- **Problem statement**: Present the lines below as a numbered list, starting with the first line and ending after the line that contains "- time-tick: Oct: [591, 532, 608, 544]". Omit any blank lines.

[Coordinate annotation records]
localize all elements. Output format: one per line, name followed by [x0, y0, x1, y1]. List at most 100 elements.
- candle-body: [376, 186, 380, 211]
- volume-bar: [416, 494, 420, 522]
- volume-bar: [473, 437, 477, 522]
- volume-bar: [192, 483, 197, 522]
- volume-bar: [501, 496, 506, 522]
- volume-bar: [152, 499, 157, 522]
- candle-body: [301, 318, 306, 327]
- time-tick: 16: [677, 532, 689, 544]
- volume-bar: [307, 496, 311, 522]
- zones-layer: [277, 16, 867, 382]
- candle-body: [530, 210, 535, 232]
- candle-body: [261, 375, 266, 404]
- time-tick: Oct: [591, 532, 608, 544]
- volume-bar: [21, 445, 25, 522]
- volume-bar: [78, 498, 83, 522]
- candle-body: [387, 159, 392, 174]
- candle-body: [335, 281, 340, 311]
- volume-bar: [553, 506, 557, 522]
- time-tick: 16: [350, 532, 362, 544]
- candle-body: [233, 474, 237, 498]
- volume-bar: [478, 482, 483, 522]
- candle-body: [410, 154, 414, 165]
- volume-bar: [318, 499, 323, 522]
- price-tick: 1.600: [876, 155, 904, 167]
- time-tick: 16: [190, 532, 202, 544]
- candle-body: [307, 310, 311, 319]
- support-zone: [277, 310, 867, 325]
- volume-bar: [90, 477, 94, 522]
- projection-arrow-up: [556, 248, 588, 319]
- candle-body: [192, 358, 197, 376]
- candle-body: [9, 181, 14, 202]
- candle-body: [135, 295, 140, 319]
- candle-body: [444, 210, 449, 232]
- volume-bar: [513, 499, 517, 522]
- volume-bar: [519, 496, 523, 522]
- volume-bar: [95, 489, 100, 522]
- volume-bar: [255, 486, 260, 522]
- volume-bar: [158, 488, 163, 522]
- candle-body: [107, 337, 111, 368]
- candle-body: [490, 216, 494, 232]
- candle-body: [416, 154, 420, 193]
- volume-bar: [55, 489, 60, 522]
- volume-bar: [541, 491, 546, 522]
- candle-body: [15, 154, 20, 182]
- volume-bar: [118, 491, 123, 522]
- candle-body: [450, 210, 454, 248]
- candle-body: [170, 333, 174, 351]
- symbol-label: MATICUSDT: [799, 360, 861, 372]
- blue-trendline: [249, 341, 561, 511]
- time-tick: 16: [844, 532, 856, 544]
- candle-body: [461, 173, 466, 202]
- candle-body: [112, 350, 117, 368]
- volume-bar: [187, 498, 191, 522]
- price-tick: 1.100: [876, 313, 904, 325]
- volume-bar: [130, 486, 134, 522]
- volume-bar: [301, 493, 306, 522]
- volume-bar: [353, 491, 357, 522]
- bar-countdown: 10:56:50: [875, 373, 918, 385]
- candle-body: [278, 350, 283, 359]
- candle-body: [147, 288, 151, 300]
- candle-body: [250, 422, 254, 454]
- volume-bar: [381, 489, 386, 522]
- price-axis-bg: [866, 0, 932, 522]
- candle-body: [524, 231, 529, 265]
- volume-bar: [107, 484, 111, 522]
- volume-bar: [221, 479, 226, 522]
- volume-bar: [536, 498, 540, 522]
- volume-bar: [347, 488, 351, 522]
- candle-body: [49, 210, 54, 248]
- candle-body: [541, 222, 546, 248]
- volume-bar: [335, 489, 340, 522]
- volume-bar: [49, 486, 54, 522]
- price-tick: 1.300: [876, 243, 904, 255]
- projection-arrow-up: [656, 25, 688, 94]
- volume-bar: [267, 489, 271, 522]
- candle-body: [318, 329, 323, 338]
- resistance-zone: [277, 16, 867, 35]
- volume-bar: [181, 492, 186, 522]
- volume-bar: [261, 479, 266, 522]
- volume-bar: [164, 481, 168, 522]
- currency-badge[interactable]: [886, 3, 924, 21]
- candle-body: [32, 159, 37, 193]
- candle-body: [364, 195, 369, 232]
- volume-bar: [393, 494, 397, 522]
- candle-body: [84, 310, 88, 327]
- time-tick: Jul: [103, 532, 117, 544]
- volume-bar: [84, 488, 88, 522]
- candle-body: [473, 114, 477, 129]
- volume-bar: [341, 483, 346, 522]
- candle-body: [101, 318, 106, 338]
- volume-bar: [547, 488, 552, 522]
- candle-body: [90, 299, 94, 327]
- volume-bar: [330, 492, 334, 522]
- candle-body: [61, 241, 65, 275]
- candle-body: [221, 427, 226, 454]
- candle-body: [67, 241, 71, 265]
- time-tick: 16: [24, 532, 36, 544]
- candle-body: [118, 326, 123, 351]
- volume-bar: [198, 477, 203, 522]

- **Completed task**:
1. localize all elements. Output format: one per line, name followed by [x0, y0, x1, y1]. List at most 100 elements.
2. - candle-body: [376, 186, 380, 211]
3. - volume-bar: [416, 494, 420, 522]
4. - volume-bar: [473, 437, 477, 522]
5. - volume-bar: [192, 483, 197, 522]
6. - volume-bar: [501, 496, 506, 522]
7. - volume-bar: [152, 499, 157, 522]
8. - candle-body: [301, 318, 306, 327]
9. - time-tick: 16: [677, 532, 689, 544]
10. - volume-bar: [307, 496, 311, 522]
11. - zones-layer: [277, 16, 867, 382]
12. - candle-body: [530, 210, 535, 232]
13. - candle-body: [261, 375, 266, 404]
14. - time-tick: Oct: [591, 532, 608, 544]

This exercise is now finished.